» Prompt
Tally the lines holding the string "瓦窑堡会议" and reply with that number alone.

» Records provided
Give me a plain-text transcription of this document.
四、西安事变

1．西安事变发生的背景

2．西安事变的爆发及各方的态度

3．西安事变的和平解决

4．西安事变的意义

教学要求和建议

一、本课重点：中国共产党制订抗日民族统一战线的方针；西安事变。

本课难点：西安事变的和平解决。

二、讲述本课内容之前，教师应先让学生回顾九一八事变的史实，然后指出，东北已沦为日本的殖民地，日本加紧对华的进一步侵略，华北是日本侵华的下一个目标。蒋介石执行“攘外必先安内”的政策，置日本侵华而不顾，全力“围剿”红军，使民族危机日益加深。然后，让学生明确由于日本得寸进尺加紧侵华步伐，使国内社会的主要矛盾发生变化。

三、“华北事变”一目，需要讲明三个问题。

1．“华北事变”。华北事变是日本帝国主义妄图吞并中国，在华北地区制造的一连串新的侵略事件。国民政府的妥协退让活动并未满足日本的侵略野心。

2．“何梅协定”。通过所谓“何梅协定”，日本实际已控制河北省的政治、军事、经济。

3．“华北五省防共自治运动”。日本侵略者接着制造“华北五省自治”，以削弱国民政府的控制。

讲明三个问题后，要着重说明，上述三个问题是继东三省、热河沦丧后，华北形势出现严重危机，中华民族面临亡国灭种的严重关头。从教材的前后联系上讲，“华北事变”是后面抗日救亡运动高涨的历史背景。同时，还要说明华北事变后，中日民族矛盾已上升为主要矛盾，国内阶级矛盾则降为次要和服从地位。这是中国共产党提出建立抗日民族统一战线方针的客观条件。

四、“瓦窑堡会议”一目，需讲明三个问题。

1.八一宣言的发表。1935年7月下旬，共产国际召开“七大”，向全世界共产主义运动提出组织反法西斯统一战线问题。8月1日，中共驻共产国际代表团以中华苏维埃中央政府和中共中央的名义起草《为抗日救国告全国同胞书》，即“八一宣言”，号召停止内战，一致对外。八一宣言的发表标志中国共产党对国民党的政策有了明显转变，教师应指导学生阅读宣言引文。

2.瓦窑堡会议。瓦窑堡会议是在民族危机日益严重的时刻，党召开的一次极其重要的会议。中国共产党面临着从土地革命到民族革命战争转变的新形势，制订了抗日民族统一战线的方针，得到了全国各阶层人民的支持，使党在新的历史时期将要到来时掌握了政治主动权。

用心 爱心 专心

--

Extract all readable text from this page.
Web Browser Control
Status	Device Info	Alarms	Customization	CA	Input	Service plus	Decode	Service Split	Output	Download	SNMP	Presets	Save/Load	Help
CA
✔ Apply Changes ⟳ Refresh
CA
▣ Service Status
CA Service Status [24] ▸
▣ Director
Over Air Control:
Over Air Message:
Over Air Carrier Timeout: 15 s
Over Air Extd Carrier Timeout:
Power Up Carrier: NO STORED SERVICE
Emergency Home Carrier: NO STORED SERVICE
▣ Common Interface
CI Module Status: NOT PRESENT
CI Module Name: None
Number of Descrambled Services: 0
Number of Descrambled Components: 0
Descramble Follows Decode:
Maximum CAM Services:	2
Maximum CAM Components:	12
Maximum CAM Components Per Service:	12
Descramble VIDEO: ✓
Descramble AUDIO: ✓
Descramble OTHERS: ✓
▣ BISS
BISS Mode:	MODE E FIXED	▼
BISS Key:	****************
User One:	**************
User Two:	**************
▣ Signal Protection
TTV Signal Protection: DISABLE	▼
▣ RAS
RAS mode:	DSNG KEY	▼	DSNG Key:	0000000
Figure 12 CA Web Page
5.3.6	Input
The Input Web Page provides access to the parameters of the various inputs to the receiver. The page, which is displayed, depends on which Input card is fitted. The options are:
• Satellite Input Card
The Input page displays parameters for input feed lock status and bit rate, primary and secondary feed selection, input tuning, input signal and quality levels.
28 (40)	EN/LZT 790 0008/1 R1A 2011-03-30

---

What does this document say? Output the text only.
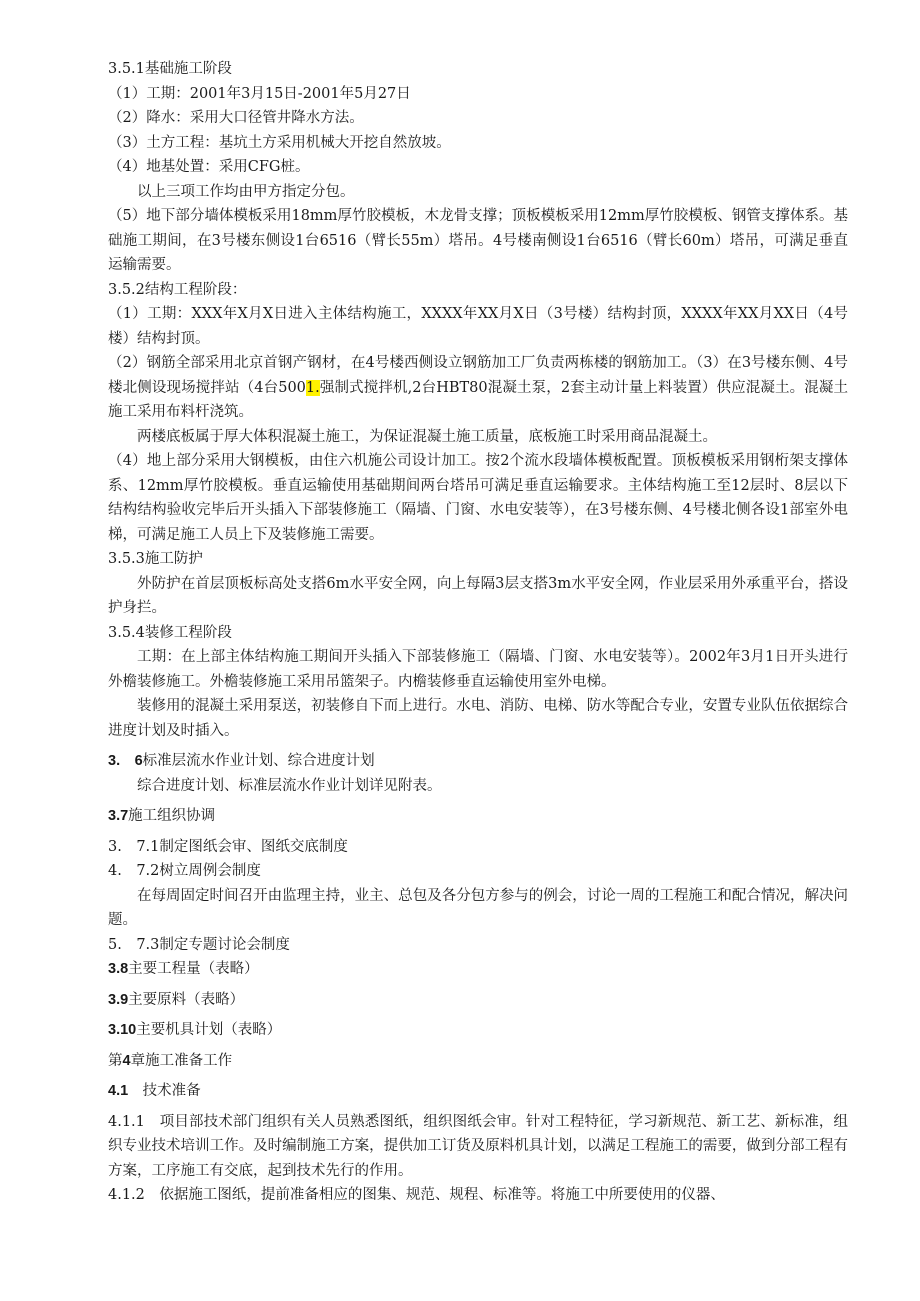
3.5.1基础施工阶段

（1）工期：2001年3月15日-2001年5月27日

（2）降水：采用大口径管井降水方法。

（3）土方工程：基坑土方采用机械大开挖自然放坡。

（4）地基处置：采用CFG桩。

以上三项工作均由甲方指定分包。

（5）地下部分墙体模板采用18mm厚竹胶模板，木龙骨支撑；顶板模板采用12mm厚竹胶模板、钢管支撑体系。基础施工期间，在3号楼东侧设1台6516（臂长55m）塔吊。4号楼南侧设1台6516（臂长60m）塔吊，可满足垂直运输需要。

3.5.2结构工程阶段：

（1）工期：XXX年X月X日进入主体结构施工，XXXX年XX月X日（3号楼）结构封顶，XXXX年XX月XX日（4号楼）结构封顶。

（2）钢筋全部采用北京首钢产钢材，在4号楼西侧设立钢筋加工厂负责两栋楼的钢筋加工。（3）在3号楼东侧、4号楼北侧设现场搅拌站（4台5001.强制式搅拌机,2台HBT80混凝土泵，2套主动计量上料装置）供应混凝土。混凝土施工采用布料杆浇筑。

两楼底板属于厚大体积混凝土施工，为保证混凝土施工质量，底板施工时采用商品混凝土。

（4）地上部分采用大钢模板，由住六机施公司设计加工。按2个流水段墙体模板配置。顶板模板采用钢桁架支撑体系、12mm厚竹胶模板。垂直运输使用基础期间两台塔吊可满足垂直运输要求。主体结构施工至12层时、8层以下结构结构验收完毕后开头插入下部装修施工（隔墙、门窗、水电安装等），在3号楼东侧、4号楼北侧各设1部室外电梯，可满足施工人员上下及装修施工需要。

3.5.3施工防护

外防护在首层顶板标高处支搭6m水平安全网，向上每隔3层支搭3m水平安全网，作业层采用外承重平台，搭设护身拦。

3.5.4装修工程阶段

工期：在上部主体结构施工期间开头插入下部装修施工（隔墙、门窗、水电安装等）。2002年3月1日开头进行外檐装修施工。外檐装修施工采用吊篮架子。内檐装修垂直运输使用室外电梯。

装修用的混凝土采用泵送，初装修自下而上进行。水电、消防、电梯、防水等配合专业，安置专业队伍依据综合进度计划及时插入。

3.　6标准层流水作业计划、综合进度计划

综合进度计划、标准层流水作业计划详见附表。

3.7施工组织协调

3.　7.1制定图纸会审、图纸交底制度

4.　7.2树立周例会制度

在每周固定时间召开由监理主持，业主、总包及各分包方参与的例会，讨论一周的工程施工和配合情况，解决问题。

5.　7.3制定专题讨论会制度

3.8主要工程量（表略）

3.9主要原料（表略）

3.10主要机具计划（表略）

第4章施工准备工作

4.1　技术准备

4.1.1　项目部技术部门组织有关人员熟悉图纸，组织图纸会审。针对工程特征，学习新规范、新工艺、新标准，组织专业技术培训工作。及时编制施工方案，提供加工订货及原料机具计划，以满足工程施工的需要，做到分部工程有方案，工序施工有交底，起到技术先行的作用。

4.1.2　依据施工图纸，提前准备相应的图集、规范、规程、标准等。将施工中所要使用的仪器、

» Answer for this exercise
2